◆ To do ◆
Within the material below, find each line bearing the word "this" and present it.
start Data shown
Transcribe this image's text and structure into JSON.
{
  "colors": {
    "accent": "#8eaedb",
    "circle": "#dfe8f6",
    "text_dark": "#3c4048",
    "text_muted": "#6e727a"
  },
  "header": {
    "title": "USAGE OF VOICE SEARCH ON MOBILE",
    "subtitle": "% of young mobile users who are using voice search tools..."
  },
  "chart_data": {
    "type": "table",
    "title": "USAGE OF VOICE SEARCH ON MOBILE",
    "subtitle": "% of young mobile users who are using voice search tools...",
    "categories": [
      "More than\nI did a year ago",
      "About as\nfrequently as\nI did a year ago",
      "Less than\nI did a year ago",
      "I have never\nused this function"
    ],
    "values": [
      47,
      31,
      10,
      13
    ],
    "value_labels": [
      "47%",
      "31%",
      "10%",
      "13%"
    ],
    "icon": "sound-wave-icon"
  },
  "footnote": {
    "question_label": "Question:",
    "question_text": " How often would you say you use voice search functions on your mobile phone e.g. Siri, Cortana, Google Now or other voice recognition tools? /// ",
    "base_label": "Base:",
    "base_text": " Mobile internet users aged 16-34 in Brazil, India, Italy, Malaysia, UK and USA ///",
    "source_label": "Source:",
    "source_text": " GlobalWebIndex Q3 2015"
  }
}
end Data shown
◆ Result of the task ◆
Transcribe this image's text and structure into JSON.
      "I have never\nused this function"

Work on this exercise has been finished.